EXERCISE REQUIREMENTS
Pull each line holding "аудита" out of the entries below.

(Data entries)
☆ ☆ ☆ ☆
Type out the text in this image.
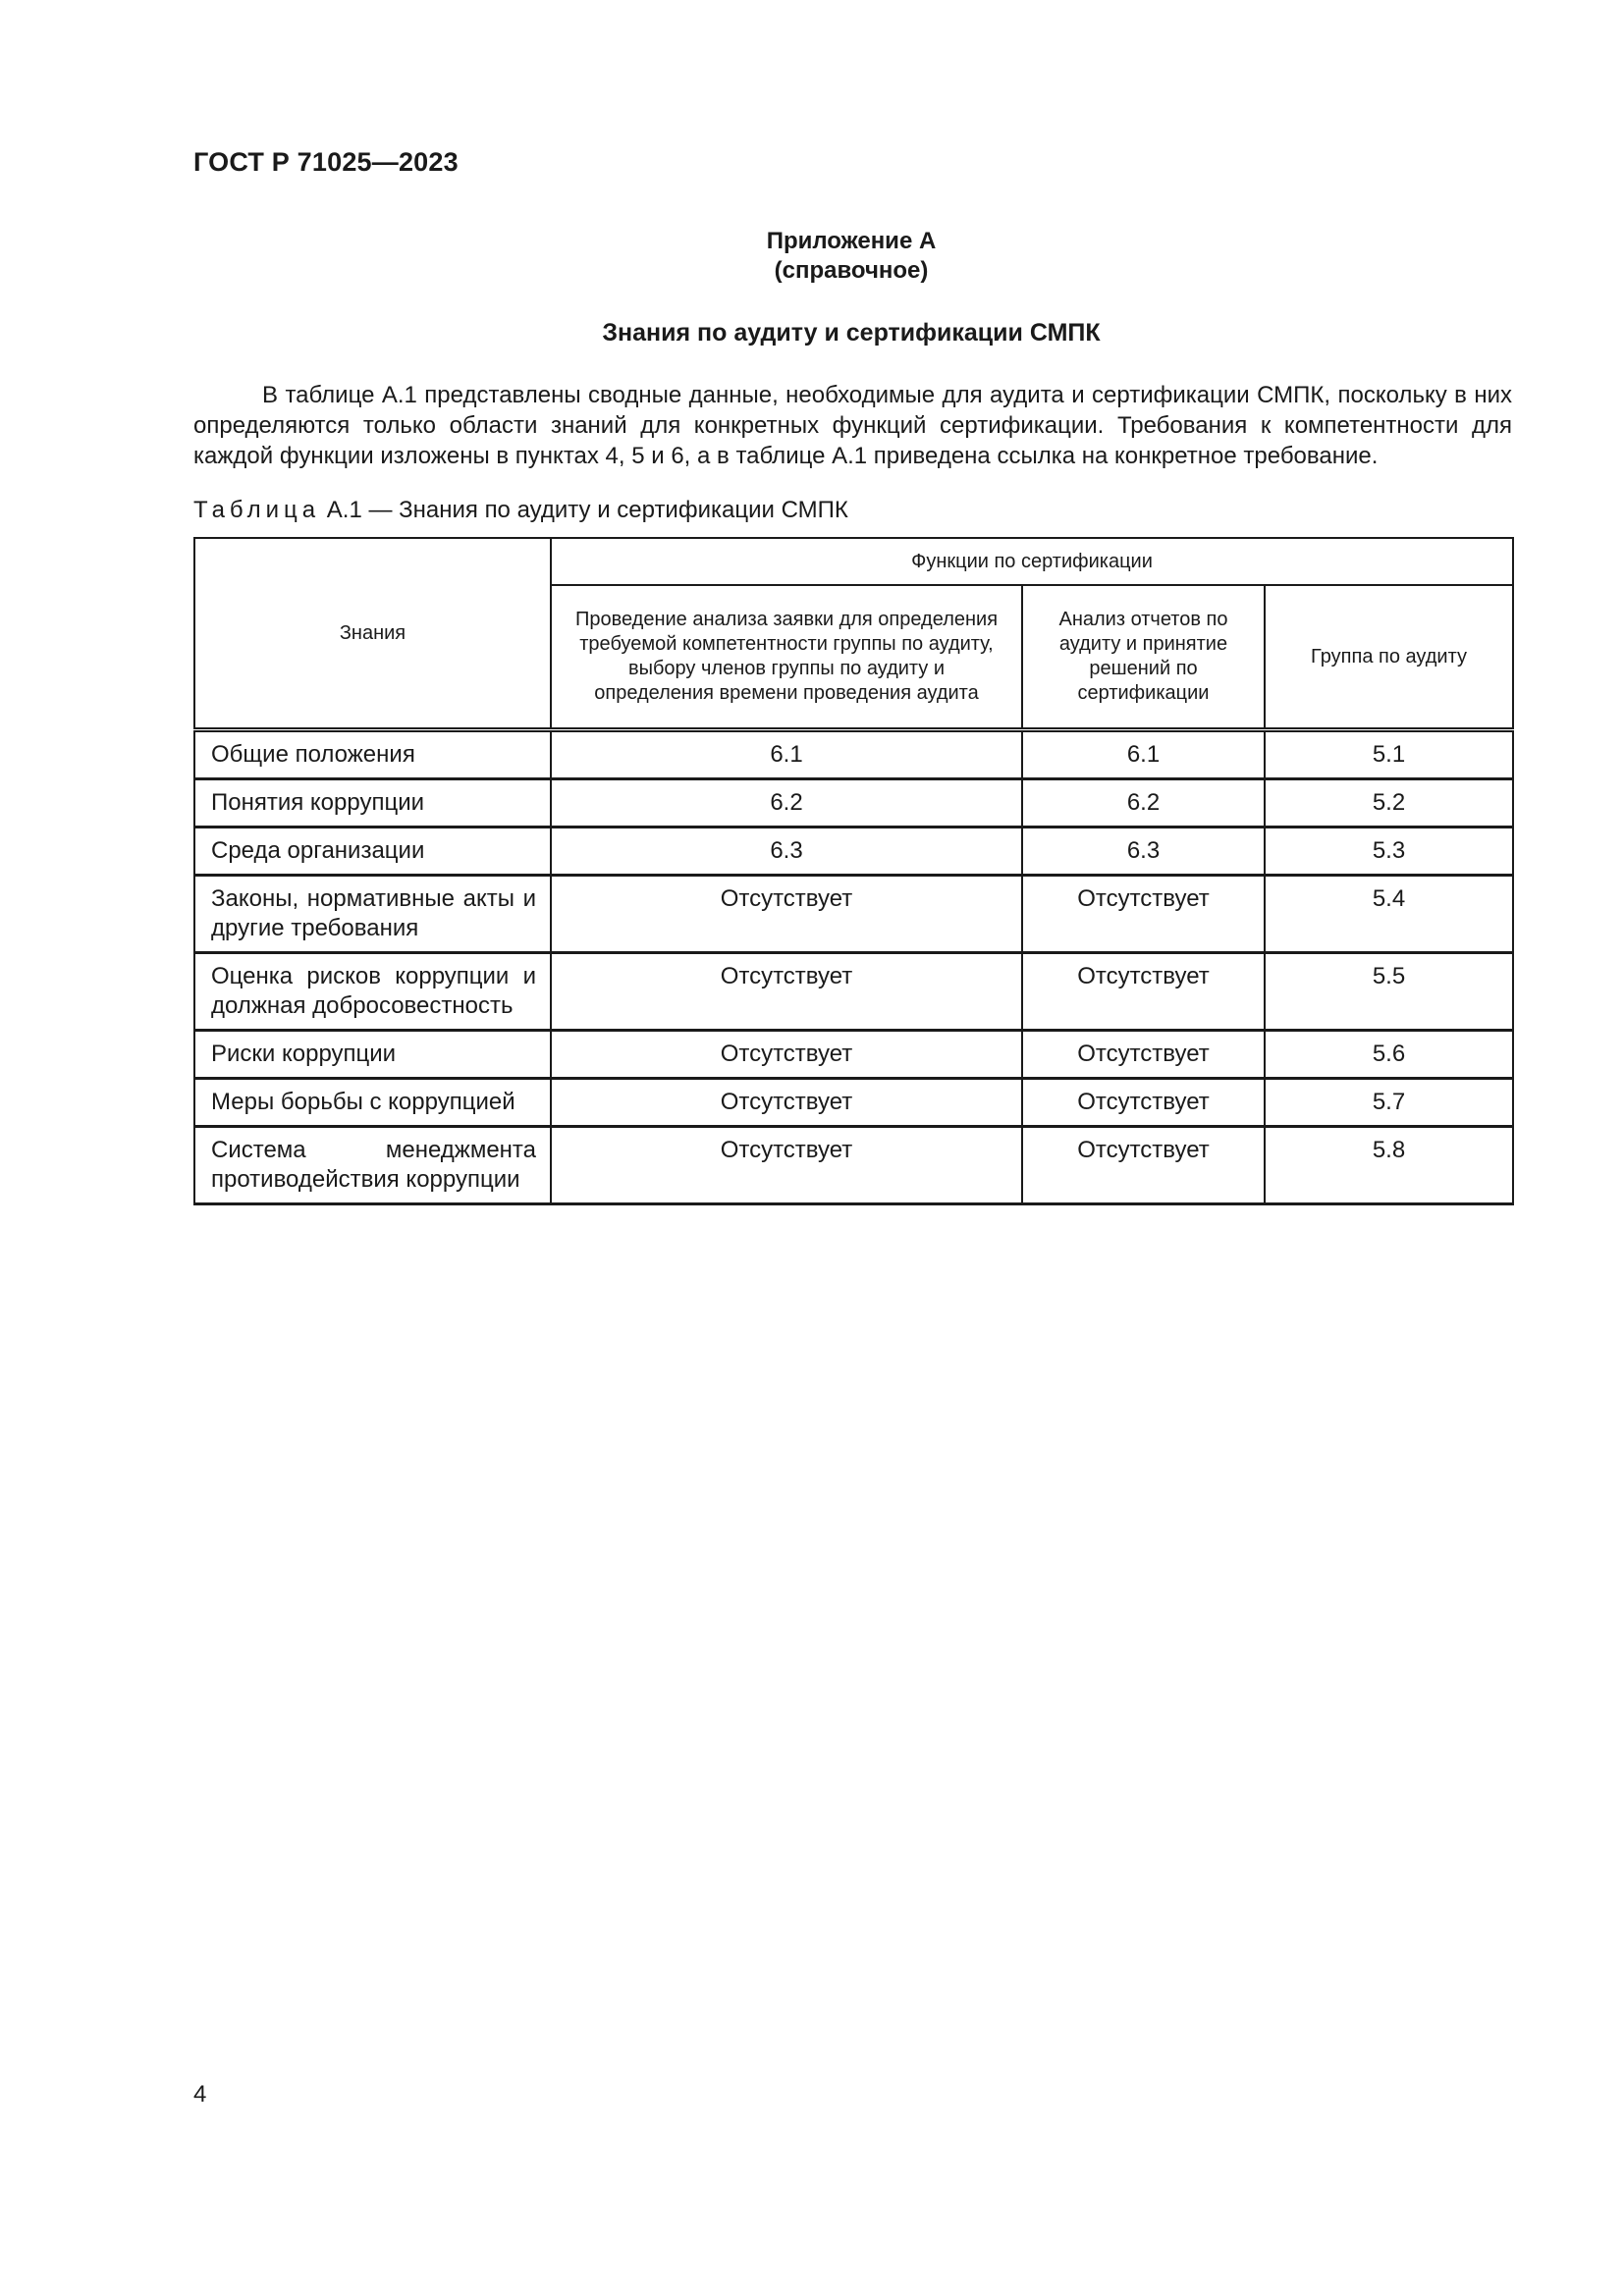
ГОСТ Р 71025—2023
Приложение А
(справочное)
Знания по аудиту и сертификации СМПК

В таблице А.1 представлены сводные данные, необходимые для аудита и сертификации СМПК, поскольку в них определяются только области знаний для конкретных функций сертификации. Требования к компетентности для каждой функции изложены в пунктах 4, 5 и 6, а в таблице А.1 приведена ссылка на конкретное требование.

Таблица А.1 — Знания по аудиту и сертификации СМПК
Знания	Функции по сертификации		
	Проведение анализа заявки для определения требуемой компетентности группы по аудиту, выбору членов группы по аудиту и определения времени проведения аудита	Анализ отчетов по аудиту и принятие решений по сертификации	Группа по аудиту
Общие положения	6.1	6.1	5.1
Понятия коррупции	6.2	6.2	5.2
Среда организации	6.3	6.3	5.3
Законы, нормативные акты и другие требования	Отсутствует	Отсутствует	5.4
Оценка рисков коррупции и должная добросовестность	Отсутствует	Отсутствует	5.5
Риски коррупции	Отсутствует	Отсутствует	5.6
Меры борьбы с коррупцией	Отсутствует	Отсутствует	5.7
Система менеджмента противодействия коррупции	Отсутствует	Отсутствует	5.8
4
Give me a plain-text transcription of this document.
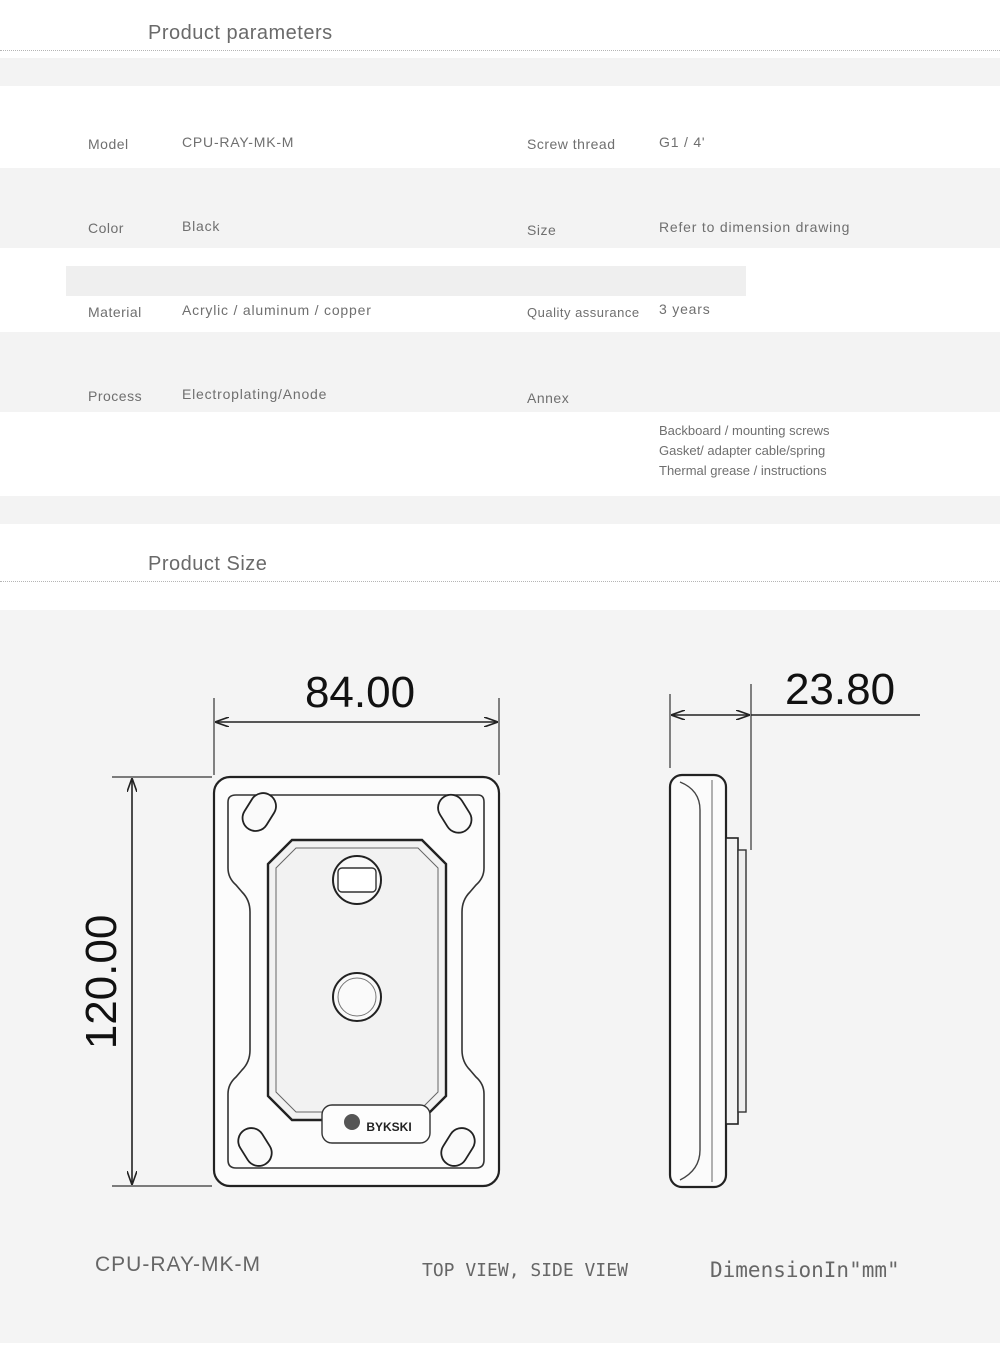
Product parameters
Model	CPU-RAY-MK-M	Screw thread	G1 / 4'
Color	Black	Size	Refer to dimension drawing
Material	Acrylic / aluminum / copper	Quality assurance 3 years
Process	Electroplating/Anode	Annex
Backboard / mounting screws
Gasket/ adapter cable/spring
Thermal grease / instructions
Product Size
84.00
120.00
23.80
BYKSKI
CPU-RAY-MK-M	TOP VIEW, SIDE VIEW	DimensionIn"mm"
☆ ☆ ☆ ☆
OUTPUT BELOW
В таблице А.1 представлены сводные данные, необходимые для аудита и сертификации СМПК, поскольку в них определяются только области знаний для конкретных функций сертификации. Требования к компетентности для каждой функции изложены в пунктах 4, 5 и 6, а в таблице А.1 приведена ссылка на конкретное требование.
	Проведение анализа заявки для определения требуемой компетентности группы по аудиту, выбору членов группы по аудиту и определения времени проведения аудита	Анализ отчетов по аудиту и принятие решений по сертификации	Группа по аудиту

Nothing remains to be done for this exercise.